EXERCISE OBJECTIVE: Your copy of the material below should match it exactly, except that it holds no pictures.
===============
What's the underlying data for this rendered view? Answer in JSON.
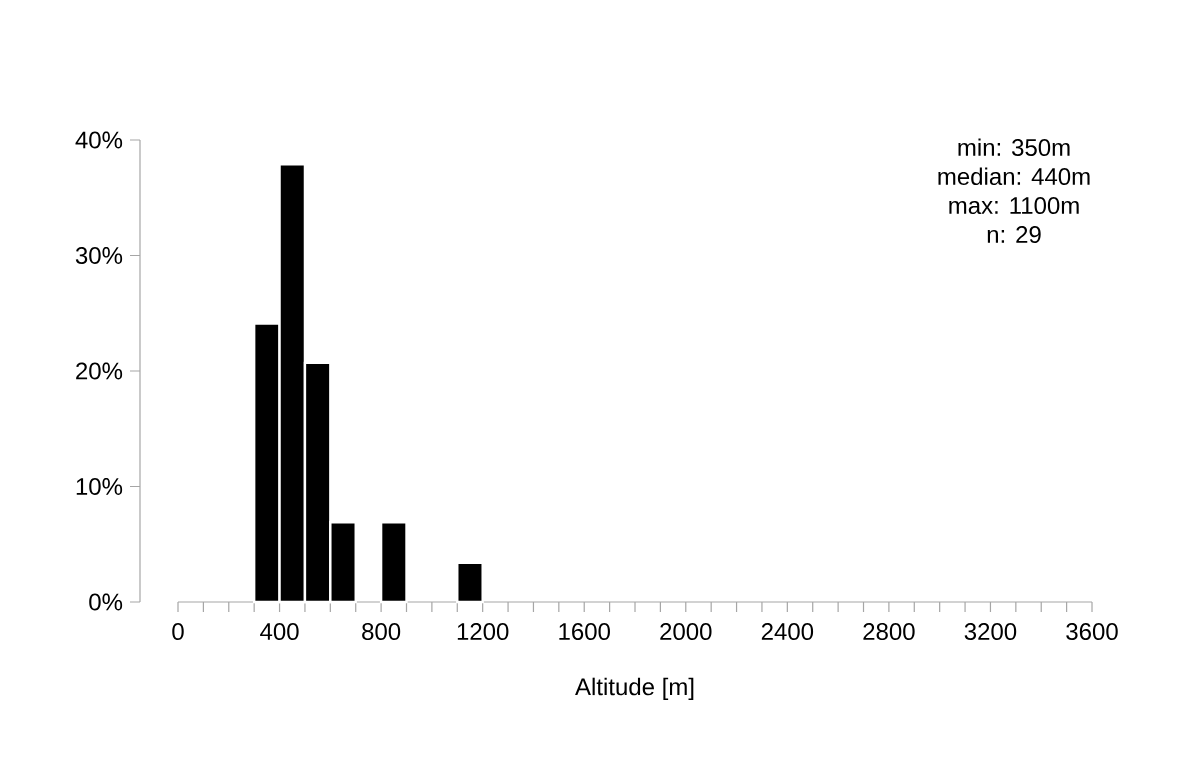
{
  "chart_data": {
    "type": "histogram",
    "xlabel": "Altitude [m]",
    "bins": [
      300,
      400,
      500,
      600,
      700,
      800,
      900,
      1000,
      1100,
      1200
    ],
    "values": [
      24.1,
      37.9,
      20.7,
      6.9,
      0,
      6.9,
      0,
      0,
      3.4
    ],
    "color": "#000000",
    "xlim": [
      0,
      3600
    ],
    "xticks": [
      0,
      {
        "value": 100,
        "label": null
      },
      {
        "value": 200,
        "label": null
      },
      {
        "value": 300,
        "label": null
      },
      400,
      {
        "value": 500,
        "label": null
      },
      {
        "value": 600,
        "label": null
      },
      {
        "value": 700,
        "label": null
      },
      800,
      {
        "value": 900,
        "label": null
      },
      {
        "value": 1000,
        "label": null
      },
      {
        "value": 1100,
        "label": null
      },
      1200,
      {
        "value": 1300,
        "label": null
      },
      {
        "value": 1400,
        "label": null
      },
      {
        "value": 1500,
        "label": null
      },
      1600,
      {
        "value": 1700,
        "label": null
      },
      {
        "value": 1800,
        "label": null
      },
      {
        "value": 1900,
        "label": null
      },
      2000,
      {
        "value": 2100,
        "label": null
      },
      {
        "value": 2200,
        "label": null
      },
      {
        "value": 2300,
        "label": null
      },
      2400,
      {
        "value": 2500,
        "label": null
      },
      {
        "value": 2600,
        "label": null
      },
      {
        "value": 2700,
        "label": null
      },
      2800,
      {
        "value": 2900,
        "label": null
      },
      {
        "value": 3000,
        "label": null
      },
      {
        "value": 3100,
        "label": null
      },
      3200,
      {
        "value": 3300,
        "label": null
      },
      {
        "value": 3400,
        "label": null
      },
      {
        "value": 3500,
        "label": null
      },
      3600
    ],
    "ylim": [
      0,
      40
    ],
    "yticks": [
      {
        "value": 0,
        "label": "0%"
      },
      {
        "value": 10,
        "label": "10%"
      },
      {
        "value": 20,
        "label": "20%"
      },
      {
        "value": 30,
        "label": "30%"
      },
      {
        "value": 40,
        "label": "40%"
      }
    ],
    "annotations": [
      "min: 350m",
      "median: 440m",
      "max: 1100m",
      "n:  29"
    ]
  }
}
===============
PROBLEM SOLUTION:
What's the underlying data for this rendered view? Answer in JSON.
{
  "chart_data": {
    "type": "histogram",
    "xlabel": "Altitude [m]",
    "bins": [
      300,
      400,
      500,
      600,
      700,
      800,
      900,
      1000,
      1100,
      1200
    ],
    "values": [
      24.1,
      37.9,
      20.7,
      6.9,
      0,
      6.9,
      0,
      0,
      3.4
    ],
    "color": "#000000",
    "xlim": [
      0,
      3600
    ],
    "xticks": [
      0,
      {
        "value": 100,
        "label": null
      },
      {
        "value": 200,
        "label": null
      },
      {
        "value": 300,
        "label": null
      },
      400,
      {
        "value": 500,
        "label": null
      },
      {
        "value": 600,
        "label": null
      },
      {
        "value": 700,
        "label": null
      },
      800,
      {
        "value": 900,
        "label": null
      },
      {
        "value": 1000,
        "label": null
      },
      {
        "value": 1100,
        "label": null
      },
      1200,
      {
        "value": 1300,
        "label": null
      },
      {
        "value": 1400,
        "label": null
      },
      {
        "value": 1500,
        "label": null
      },
      1600,
      {
        "value": 1700,
        "label": null
      },
      {
        "value": 1800,
        "label": null
      },
      {
        "value": 1900,
        "label": null
      },
      2000,
      {
        "value": 2100,
        "label": null
      },
      {
        "value": 2200,
        "label": null
      },
      {
        "value": 2300,
        "label": null
      },
      2400,
      {
        "value": 2500,
        "label": null
      },
      {
        "value": 2600,
        "label": null
      },
      {
        "value": 2700,
        "label": null
      },
      2800,
      {
        "value": 2900,
        "label": null
      },
      {
        "value": 3000,
        "label": null
      },
      {
        "value": 3100,
        "label": null
      },
      3200,
      {
        "value": 3300,
        "label": null
      },
      {
        "value": 3400,
        "label": null
      },
      {
        "value": 3500,
        "label": null
      },
      3600
    ],
    "ylim": [
      0,
      40
    ],
    "yticks": [
      {
        "value": 0,
        "label": "0%"
      },
      {
        "value": 10,
        "label": "10%"
      },
      {
        "value": 20,
        "label": "20%"
      },
      {
        "value": 30,
        "label": "30%"
      },
      {
        "value": 40,
        "label": "40%"
      }
    ],
    "annotations": [
      "min: 350m",
      "median: 440m",
      "max: 1100m",
      "n:  29"
    ]
  }
}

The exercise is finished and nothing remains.